From the listing below, extract each entry exactly as written, minus the images.

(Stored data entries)
□ □ □

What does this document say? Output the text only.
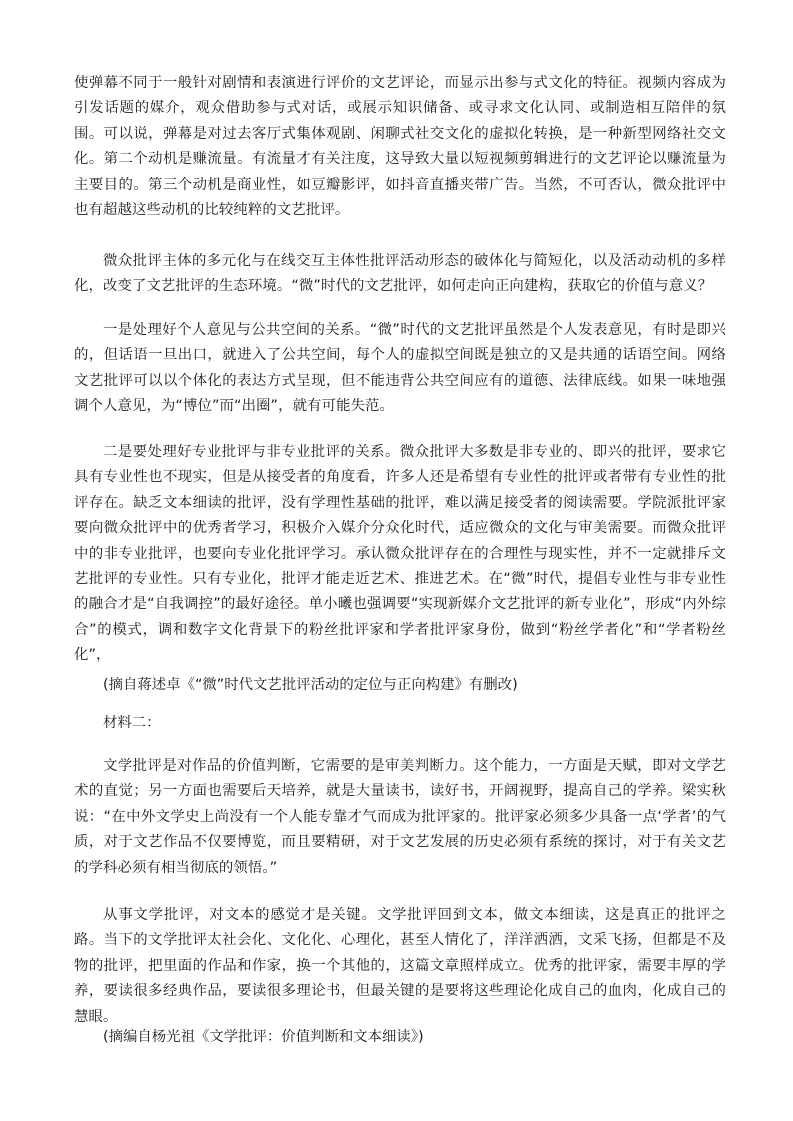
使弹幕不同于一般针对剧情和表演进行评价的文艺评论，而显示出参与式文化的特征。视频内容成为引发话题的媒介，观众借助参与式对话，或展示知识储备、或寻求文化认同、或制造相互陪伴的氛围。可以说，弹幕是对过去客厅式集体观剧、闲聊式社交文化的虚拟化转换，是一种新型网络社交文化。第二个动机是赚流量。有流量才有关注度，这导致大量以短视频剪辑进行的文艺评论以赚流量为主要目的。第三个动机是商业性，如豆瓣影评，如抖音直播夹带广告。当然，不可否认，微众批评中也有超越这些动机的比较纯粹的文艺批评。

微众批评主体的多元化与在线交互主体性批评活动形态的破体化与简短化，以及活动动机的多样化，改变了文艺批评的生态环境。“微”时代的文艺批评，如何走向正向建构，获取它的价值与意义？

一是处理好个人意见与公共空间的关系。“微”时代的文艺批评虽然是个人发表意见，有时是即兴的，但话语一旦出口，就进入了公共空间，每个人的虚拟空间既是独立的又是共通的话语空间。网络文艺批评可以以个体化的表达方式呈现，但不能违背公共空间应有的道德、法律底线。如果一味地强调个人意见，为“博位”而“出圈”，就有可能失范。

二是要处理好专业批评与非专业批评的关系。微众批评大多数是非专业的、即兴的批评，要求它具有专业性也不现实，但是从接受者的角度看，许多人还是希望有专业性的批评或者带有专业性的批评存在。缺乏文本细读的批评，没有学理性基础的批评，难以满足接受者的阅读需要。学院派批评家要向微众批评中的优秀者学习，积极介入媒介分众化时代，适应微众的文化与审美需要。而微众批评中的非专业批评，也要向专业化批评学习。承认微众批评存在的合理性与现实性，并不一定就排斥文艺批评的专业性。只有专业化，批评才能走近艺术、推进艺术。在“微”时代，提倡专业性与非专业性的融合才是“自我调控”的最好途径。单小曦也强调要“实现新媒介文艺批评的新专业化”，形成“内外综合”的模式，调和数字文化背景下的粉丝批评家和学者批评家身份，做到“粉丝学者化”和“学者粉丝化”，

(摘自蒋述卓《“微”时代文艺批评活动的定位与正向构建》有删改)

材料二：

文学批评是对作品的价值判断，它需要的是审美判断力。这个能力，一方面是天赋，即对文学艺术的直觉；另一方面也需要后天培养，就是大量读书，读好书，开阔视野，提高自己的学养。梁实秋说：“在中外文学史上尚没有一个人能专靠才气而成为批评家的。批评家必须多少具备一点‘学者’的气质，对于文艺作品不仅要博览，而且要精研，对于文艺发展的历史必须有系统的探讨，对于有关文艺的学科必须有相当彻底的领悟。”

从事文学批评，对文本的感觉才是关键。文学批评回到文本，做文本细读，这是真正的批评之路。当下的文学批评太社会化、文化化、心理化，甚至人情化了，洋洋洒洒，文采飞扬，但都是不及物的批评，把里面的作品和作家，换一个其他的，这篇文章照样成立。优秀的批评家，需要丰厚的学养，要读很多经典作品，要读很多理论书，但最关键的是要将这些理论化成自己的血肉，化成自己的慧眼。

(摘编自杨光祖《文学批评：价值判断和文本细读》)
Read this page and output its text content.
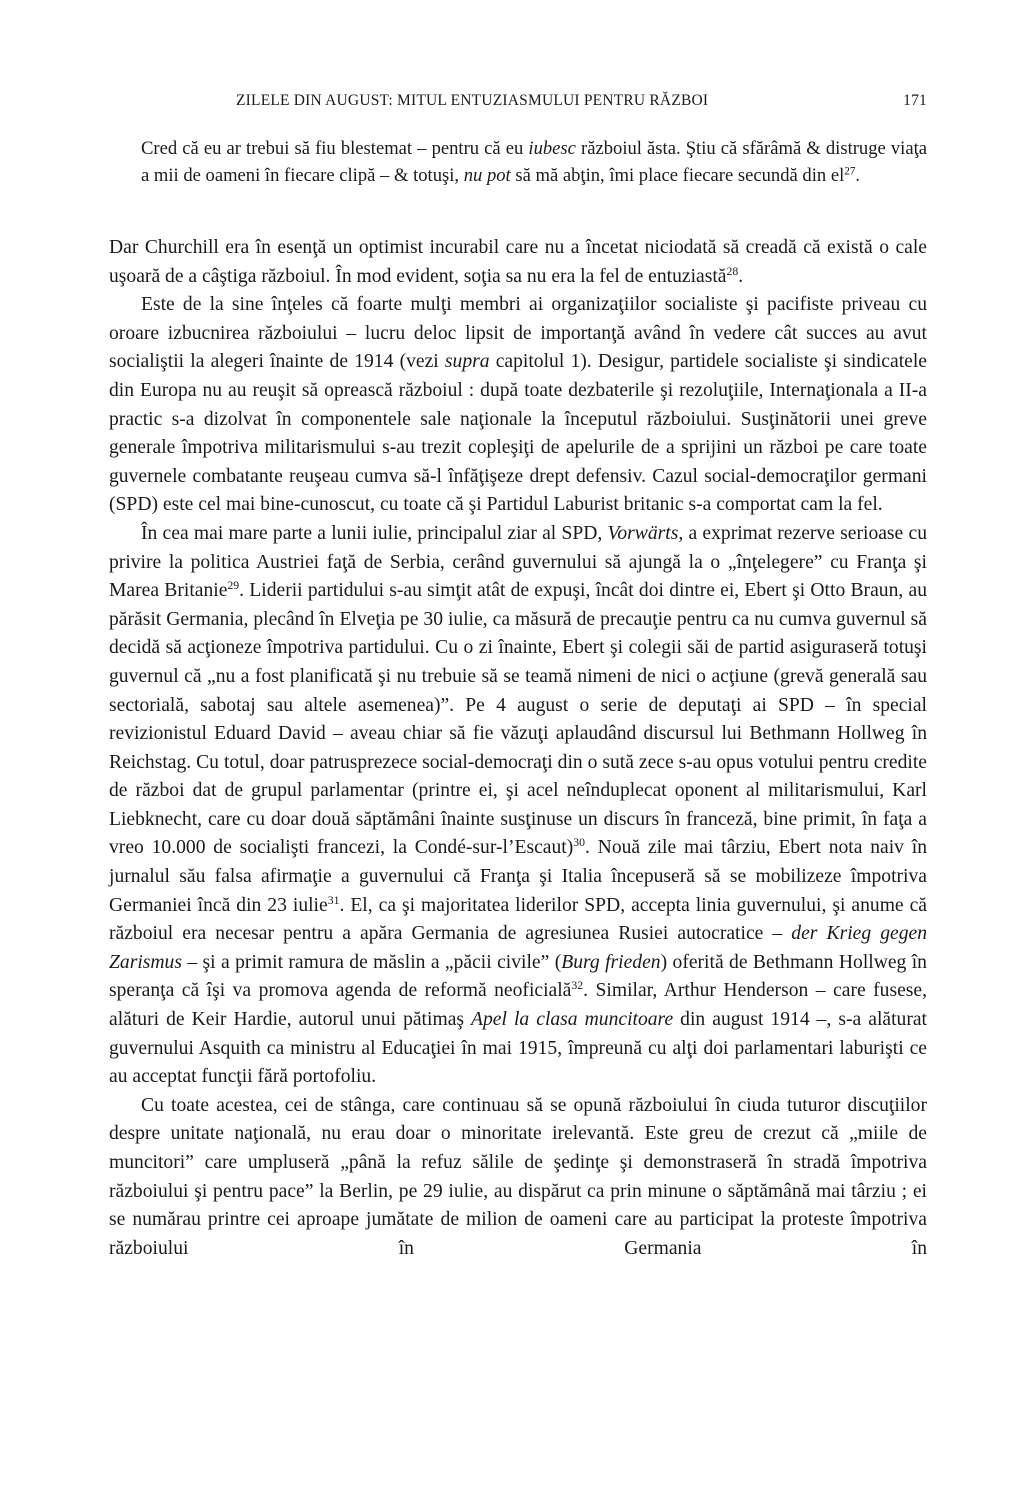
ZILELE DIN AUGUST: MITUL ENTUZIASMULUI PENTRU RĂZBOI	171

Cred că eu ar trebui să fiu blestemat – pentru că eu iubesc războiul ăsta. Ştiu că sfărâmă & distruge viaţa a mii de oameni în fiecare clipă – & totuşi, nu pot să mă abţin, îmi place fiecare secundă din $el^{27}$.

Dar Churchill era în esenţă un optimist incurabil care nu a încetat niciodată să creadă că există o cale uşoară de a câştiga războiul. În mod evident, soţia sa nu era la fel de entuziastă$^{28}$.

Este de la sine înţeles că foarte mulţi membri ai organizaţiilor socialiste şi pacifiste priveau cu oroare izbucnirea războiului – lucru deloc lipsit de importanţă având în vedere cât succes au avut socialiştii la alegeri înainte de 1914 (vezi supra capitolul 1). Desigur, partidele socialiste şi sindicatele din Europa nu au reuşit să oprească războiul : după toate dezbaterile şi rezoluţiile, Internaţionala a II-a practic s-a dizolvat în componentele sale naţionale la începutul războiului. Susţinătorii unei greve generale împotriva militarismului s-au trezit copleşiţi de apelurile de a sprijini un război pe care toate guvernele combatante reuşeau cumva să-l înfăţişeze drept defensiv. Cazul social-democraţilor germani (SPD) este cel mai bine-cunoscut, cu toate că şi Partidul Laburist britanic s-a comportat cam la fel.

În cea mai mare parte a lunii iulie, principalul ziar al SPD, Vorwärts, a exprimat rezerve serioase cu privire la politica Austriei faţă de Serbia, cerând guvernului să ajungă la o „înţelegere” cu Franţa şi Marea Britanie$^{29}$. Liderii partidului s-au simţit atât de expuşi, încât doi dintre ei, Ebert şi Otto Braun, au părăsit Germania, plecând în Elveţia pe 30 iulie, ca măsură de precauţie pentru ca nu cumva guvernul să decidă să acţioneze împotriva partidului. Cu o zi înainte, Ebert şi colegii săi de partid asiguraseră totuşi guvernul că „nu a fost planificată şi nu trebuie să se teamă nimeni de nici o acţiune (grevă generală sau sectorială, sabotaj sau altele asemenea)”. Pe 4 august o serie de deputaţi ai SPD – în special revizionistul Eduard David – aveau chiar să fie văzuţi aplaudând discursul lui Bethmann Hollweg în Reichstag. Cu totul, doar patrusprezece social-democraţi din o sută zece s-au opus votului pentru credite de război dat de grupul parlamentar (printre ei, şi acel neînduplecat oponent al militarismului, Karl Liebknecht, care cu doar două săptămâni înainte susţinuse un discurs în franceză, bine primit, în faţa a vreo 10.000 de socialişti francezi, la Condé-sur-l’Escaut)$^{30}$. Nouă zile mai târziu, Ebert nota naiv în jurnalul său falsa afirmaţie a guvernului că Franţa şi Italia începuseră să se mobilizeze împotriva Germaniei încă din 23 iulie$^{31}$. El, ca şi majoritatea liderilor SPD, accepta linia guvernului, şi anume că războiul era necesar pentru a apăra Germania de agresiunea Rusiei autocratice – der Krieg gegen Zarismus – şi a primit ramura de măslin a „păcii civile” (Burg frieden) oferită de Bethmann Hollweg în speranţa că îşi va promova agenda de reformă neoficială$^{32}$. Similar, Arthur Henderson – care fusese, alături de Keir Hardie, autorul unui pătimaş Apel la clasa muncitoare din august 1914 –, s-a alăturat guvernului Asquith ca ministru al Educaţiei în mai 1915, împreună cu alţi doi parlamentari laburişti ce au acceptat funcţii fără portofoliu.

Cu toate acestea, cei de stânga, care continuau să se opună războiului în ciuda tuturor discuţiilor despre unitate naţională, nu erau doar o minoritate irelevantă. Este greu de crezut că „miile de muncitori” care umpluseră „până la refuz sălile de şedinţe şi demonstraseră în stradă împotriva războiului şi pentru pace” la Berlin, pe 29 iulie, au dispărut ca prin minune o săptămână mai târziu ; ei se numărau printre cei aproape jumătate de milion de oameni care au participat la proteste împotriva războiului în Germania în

□ □ □

▸ **TASK RESULT**:
What does this document say? Output the text only.
使弹幕不同于一般针对剧情和表演进行评价的文艺评论，而显示出参与式文化的特征。视频内容成为引发话题的媒介，观众借助参与式对话，或展示知识储备、或寻求文化认同、或制造相互陪伴的氛围。可以说，弹幕是对过去客厅式集体观剧、闲聊式社交文化的虚拟化转换，是一种新型网络社交文化。第二个动机是赚流量。有流量才有关注度，这导致大量以短视频剪辑进行的文艺评论以赚流量为主要目的。第三个动机是商业性，如豆瓣影评，如抖音直播夹带广告。当然，不可否认，微众批评中也有超越这些动机的比较纯粹的文艺批评。

微众批评主体的多元化与在线交互主体性批评活动形态的破体化与简短化，以及活动动机的多样化，改变了文艺批评的生态环境。“微”时代的文艺批评，如何走向正向建构，获取它的价值与意义？

一是处理好个人意见与公共空间的关系。“微”时代的文艺批评虽然是个人发表意见，有时是即兴的，但话语一旦出口，就进入了公共空间，每个人的虚拟空间既是独立的又是共通的话语空间。网络文艺批评可以以个体化的表达方式呈现，但不能违背公共空间应有的道德、法律底线。如果一味地强调个人意见，为“博位”而“出圈”，就有可能失范。

二是要处理好专业批评与非专业批评的关系。微众批评大多数是非专业的、即兴的批评，要求它具有专业性也不现实，但是从接受者的角度看，许多人还是希望有专业性的批评或者带有专业性的批评存在。缺乏文本细读的批评，没有学理性基础的批评，难以满足接受者的阅读需要。学院派批评家要向微众批评中的优秀者学习，积极介入媒介分众化时代，适应微众的文化与审美需要。而微众批评中的非专业批评，也要向专业化批评学习。承认微众批评存在的合理性与现实性，并不一定就排斥文艺批评的专业性。只有专业化，批评才能走近艺术、推进艺术。在“微”时代，提倡专业性与非专业性的融合才是“自我调控”的最好途径。单小曦也强调要“实现新媒介文艺批评的新专业化”，形成“内外综合”的模式，调和数字文化背景下的粉丝批评家和学者批评家身份，做到“粉丝学者化”和“学者粉丝化”，

(摘自蒋述卓《“微”时代文艺批评活动的定位与正向构建》有删改)

材料二：

文学批评是对作品的价值判断，它需要的是审美判断力。这个能力，一方面是天赋，即对文学艺术的直觉；另一方面也需要后天培养，就是大量读书，读好书，开阔视野，提高自己的学养。梁实秋说：“在中外文学史上尚没有一个人能专靠才气而成为批评家的。批评家必须多少具备一点‘学者’的气质，对于文艺作品不仅要博览，而且要精研，对于文艺发展的历史必须有系统的探讨，对于有关文艺的学科必须有相当彻底的领悟。”

从事文学批评，对文本的感觉才是关键。文学批评回到文本，做文本细读，这是真正的批评之路。当下的文学批评太社会化、文化化、心理化，甚至人情化了，洋洋洒洒，文采飞扬，但都是不及物的批评，把里面的作品和作家，换一个其他的，这篇文章照样成立。优秀的批评家，需要丰厚的学养，要读很多经典作品，要读很多理论书，但最关键的是要将这些理论化成自己的血肉，化成自己的慧眼。

(摘编自杨光祖《文学批评：价值判断和文本细读》)
Read this page and output its text content.
ZILELE DIN AUGUST: MITUL ENTUZIASMULUI PENTRU RĂZBOI	171

Cred că eu ar trebui să fiu blestemat – pentru că eu iubesc războiul ăsta. Ştiu că sfărâmă & distruge viaţa a mii de oameni în fiecare clipă – & totuşi, nu pot să mă abţin, îmi place fiecare secundă din $el^{27}$.

Dar Churchill era în esenţă un optimist incurabil care nu a încetat niciodată să creadă că există o cale uşoară de a câştiga războiul. În mod evident, soţia sa nu era la fel de entuziastă$^{28}$.

Este de la sine înţeles că foarte mulţi membri ai organizaţiilor socialiste şi pacifiste priveau cu oroare izbucnirea războiului – lucru deloc lipsit de importanţă având în vedere cât succes au avut socialiştii la alegeri înainte de 1914 (vezi supra capitolul 1). Desigur, partidele socialiste şi sindicatele din Europa nu au reuşit să oprească războiul : după toate dezbaterile şi rezoluţiile, Internaţionala a II-a practic s-a dizolvat în componentele sale naţionale la începutul războiului. Susţinătorii unei greve generale împotriva militarismului s-au trezit copleşiţi de apelurile de a sprijini un război pe care toate guvernele combatante reuşeau cumva să-l înfăţişeze drept defensiv. Cazul social-democraţilor germani (SPD) este cel mai bine-cunoscut, cu toate că şi Partidul Laburist britanic s-a comportat cam la fel.

În cea mai mare parte a lunii iulie, principalul ziar al SPD, Vorwärts, a exprimat rezerve serioase cu privire la politica Austriei faţă de Serbia, cerând guvernului să ajungă la o „înţelegere” cu Franţa şi Marea Britanie$^{29}$. Liderii partidului s-au simţit atât de expuşi, încât doi dintre ei, Ebert şi Otto Braun, au părăsit Germania, plecând în Elveţia pe 30 iulie, ca măsură de precauţie pentru ca nu cumva guvernul să decidă să acţioneze împotriva partidului. Cu o zi înainte, Ebert şi colegii săi de partid asiguraseră totuşi guvernul că „nu a fost planificată şi nu trebuie să se teamă nimeni de nici o acţiune (grevă generală sau sectorială, sabotaj sau altele asemenea)”. Pe 4 august o serie de deputaţi ai SPD – în special revizionistul Eduard David – aveau chiar să fie văzuţi aplaudând discursul lui Bethmann Hollweg în Reichstag. Cu totul, doar patrusprezece social-democraţi din o sută zece s-au opus votului pentru credite de război dat de grupul parlamentar (printre ei, şi acel neînduplecat oponent al militarismului, Karl Liebknecht, care cu doar două săptămâni înainte susţinuse un discurs în franceză, bine primit, în faţa a vreo 10.000 de socialişti francezi, la Condé-sur-l’Escaut)$^{30}$. Nouă zile mai târziu, Ebert nota naiv în jurnalul său falsa afirmaţie a guvernului că Franţa şi Italia începuseră să se mobilizeze împotriva Germaniei încă din 23 iulie$^{31}$. El, ca şi majoritatea liderilor SPD, accepta linia guvernului, şi anume că războiul era necesar pentru a apăra Germania de agresiunea Rusiei autocratice – der Krieg gegen Zarismus – şi a primit ramura de măslin a „păcii civile” (Burg frieden) oferită de Bethmann Hollweg în speranţa că îşi va promova agenda de reformă neoficială$^{32}$. Similar, Arthur Henderson – care fusese, alături de Keir Hardie, autorul unui pătimaş Apel la clasa muncitoare din august 1914 –, s-a alăturat guvernului Asquith ca ministru al Educaţiei în mai 1915, împreună cu alţi doi parlamentari laburişti ce au acceptat funcţii fără portofoliu.

Cu toate acestea, cei de stânga, care continuau să se opună războiului în ciuda tuturor discuţiilor despre unitate naţională, nu erau doar o minoritate irelevantă. Este greu de crezut că „miile de muncitori” care umpluseră „până la refuz sălile de şedinţe şi demonstraseră în stradă împotriva războiului şi pentru pace” la Berlin, pe 29 iulie, au dispărut ca prin minune o săptămână mai târziu ; ei se numărau printre cei aproape jumătate de milion de oameni care au participat la proteste împotriva războiului în Germania în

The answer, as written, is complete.